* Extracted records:
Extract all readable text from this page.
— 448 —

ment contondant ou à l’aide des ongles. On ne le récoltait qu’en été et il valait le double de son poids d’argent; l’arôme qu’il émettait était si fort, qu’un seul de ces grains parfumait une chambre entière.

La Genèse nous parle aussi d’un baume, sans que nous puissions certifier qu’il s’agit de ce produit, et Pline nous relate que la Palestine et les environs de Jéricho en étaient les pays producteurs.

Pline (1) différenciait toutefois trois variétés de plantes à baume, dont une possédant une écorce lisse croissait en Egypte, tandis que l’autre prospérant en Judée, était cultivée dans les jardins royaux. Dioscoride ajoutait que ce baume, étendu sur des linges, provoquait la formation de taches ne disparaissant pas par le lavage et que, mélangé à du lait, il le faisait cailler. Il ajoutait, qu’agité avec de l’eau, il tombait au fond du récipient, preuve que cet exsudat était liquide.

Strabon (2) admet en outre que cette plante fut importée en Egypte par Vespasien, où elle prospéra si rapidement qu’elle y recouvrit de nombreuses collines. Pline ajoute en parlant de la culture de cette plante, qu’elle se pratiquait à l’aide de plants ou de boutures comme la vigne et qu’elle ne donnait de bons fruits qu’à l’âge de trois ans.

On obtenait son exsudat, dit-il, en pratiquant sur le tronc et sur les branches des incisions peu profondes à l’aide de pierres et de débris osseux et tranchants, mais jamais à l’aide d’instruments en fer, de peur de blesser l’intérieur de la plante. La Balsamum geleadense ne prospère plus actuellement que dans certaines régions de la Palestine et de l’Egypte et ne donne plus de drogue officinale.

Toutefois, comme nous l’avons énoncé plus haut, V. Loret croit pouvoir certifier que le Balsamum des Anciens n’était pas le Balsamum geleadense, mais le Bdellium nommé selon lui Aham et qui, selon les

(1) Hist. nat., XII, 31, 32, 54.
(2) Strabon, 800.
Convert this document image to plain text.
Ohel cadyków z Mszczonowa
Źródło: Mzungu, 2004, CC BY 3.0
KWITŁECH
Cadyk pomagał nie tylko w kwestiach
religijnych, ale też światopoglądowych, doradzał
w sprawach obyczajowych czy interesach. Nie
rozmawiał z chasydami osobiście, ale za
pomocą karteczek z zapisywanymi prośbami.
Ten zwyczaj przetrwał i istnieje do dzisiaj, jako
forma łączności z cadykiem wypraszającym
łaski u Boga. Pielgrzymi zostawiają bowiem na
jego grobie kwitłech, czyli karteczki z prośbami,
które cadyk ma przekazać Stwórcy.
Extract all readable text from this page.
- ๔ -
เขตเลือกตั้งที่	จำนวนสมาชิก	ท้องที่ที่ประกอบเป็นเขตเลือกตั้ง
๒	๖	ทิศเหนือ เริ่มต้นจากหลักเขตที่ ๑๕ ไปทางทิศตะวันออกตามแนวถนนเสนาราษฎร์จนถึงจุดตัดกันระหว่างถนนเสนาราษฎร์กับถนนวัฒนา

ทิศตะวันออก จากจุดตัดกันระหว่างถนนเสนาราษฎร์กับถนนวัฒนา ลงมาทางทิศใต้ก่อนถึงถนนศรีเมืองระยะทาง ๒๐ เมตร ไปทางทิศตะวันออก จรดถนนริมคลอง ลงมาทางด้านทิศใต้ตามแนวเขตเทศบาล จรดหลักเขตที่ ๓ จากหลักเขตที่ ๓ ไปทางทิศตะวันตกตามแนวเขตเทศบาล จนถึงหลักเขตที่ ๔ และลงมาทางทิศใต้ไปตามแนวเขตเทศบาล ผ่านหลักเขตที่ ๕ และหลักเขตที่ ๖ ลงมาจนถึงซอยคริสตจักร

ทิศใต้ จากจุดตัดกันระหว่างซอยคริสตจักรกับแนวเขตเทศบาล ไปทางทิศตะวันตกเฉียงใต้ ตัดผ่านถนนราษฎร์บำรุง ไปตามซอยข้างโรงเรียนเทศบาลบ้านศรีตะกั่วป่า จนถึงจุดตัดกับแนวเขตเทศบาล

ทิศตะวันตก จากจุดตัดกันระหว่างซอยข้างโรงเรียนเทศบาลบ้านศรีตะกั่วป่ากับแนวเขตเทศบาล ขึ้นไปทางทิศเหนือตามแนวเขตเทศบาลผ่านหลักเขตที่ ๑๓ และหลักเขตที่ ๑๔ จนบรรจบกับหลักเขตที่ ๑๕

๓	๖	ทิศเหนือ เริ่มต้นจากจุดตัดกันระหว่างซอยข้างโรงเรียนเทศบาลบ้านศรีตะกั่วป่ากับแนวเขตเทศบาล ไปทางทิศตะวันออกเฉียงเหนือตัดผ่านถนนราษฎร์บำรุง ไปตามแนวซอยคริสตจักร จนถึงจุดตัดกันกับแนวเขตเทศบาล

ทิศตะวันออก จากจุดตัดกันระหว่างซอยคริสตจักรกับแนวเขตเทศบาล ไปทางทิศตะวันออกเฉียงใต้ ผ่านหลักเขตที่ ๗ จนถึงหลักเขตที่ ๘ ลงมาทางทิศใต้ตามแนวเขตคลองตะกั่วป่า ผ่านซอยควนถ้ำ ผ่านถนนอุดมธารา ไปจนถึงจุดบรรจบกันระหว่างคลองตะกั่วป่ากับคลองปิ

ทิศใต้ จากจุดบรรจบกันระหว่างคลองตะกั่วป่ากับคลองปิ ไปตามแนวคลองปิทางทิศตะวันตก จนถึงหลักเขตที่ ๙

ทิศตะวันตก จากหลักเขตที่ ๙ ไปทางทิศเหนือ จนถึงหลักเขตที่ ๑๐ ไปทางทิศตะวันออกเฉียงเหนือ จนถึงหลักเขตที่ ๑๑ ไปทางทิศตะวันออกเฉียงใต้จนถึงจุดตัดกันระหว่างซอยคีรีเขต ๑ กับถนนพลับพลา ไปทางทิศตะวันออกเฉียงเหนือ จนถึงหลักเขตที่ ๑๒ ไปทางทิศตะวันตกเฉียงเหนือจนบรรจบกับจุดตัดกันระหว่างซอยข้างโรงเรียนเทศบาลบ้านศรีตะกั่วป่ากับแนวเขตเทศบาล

* Short exercise:
From the listing above, report the number of lines containing the string "างคลองตะก", without any accompanying remarks.

* Exercise result:
2